Written instruction: Collect all lines containing the word "background" from the data.

Supplied material:
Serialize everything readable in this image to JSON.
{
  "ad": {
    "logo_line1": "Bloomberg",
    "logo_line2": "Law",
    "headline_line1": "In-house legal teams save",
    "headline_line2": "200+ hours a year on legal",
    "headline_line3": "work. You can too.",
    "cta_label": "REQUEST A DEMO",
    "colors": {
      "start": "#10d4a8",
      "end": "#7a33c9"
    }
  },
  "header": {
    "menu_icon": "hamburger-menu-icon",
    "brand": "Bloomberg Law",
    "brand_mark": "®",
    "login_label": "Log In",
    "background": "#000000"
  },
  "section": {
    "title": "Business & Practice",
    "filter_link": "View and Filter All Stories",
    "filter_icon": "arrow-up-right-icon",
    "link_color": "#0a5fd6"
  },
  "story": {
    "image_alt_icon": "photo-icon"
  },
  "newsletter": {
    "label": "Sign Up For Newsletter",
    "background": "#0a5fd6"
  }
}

Task output:
    "background": "#000000"
    "background": "#0a5fd6"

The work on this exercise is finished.